### EXERCISE INPUTS
## Begin
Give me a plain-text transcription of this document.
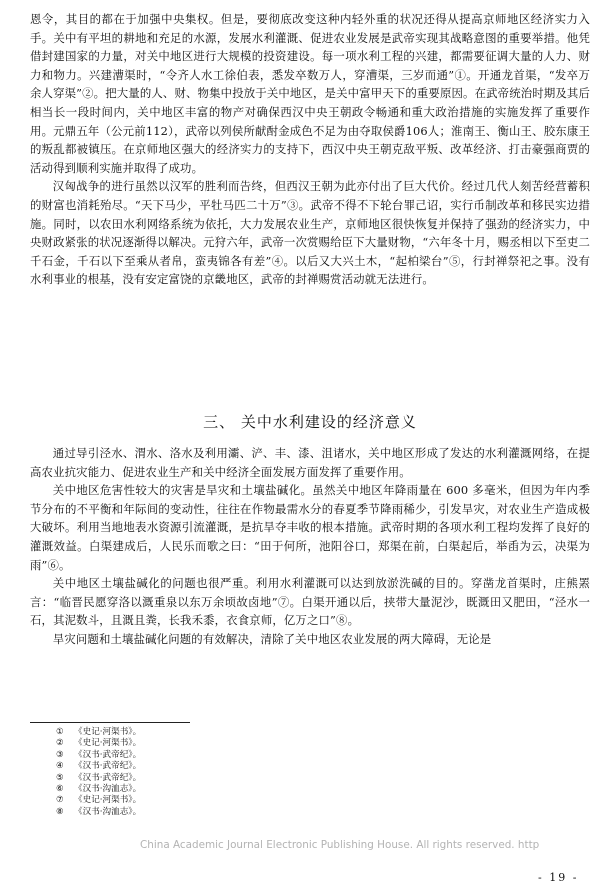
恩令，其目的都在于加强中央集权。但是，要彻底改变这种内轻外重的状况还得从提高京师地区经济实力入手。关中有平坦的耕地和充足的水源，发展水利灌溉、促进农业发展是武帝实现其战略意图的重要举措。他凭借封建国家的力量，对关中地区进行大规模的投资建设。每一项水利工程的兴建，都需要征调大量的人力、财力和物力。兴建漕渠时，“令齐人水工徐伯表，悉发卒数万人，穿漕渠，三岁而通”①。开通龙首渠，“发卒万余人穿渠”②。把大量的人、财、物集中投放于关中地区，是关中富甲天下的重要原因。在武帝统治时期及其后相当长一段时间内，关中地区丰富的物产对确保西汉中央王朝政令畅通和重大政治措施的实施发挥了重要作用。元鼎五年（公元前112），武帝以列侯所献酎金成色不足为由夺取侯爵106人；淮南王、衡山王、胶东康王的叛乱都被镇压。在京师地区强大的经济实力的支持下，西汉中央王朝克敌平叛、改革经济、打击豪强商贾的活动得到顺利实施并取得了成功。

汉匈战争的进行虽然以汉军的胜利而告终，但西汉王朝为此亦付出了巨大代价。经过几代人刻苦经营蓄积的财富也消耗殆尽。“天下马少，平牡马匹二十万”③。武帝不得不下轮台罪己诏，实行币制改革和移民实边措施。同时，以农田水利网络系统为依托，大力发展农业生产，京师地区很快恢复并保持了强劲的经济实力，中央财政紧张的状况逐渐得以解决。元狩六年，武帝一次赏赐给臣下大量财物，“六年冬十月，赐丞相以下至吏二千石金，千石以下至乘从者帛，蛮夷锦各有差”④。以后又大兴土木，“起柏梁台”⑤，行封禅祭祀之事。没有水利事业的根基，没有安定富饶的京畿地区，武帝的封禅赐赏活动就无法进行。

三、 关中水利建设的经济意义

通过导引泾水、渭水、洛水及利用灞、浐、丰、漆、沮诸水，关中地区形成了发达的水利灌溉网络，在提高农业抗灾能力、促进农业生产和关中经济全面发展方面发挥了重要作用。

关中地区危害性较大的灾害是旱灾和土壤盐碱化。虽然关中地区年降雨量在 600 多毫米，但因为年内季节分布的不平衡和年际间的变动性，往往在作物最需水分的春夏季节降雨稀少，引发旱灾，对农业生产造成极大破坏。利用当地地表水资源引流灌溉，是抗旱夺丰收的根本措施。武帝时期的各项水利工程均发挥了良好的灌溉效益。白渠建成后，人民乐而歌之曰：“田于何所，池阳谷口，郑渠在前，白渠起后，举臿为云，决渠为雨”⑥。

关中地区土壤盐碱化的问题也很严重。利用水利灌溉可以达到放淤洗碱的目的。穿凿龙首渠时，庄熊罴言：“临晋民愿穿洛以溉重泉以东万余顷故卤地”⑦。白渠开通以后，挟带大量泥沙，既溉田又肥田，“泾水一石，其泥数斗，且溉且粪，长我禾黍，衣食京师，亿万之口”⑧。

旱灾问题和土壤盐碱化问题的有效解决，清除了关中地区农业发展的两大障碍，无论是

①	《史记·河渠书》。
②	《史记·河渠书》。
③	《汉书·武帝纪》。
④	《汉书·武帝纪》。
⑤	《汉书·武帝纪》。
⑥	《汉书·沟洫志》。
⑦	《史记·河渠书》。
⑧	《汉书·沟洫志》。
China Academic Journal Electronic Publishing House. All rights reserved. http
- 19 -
## End
## Begin
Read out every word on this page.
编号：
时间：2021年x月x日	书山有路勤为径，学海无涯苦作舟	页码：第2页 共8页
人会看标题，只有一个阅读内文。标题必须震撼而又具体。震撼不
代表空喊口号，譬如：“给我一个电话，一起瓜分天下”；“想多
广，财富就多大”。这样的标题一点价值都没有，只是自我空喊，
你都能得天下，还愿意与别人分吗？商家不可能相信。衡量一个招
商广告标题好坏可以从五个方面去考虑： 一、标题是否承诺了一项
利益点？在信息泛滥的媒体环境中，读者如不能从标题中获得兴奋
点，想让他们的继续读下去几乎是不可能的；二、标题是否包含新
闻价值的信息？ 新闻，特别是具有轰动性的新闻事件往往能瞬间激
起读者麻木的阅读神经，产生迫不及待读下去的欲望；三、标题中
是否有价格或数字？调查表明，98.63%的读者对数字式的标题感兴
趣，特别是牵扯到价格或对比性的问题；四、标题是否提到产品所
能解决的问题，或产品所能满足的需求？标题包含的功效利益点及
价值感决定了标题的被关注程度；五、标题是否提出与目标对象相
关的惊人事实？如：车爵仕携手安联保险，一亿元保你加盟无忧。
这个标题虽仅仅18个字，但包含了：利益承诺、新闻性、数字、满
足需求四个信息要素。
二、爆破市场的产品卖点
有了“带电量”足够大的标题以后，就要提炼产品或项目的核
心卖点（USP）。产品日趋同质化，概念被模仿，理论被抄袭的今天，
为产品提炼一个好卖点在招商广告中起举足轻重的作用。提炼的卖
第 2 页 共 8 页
## End
### YOUR GOAL
Each line in the entries above that includes the string "this" should be extracted.

### RIGHT ANSWER
Give me a plain-text transcription of this document.
Read out every word on this page.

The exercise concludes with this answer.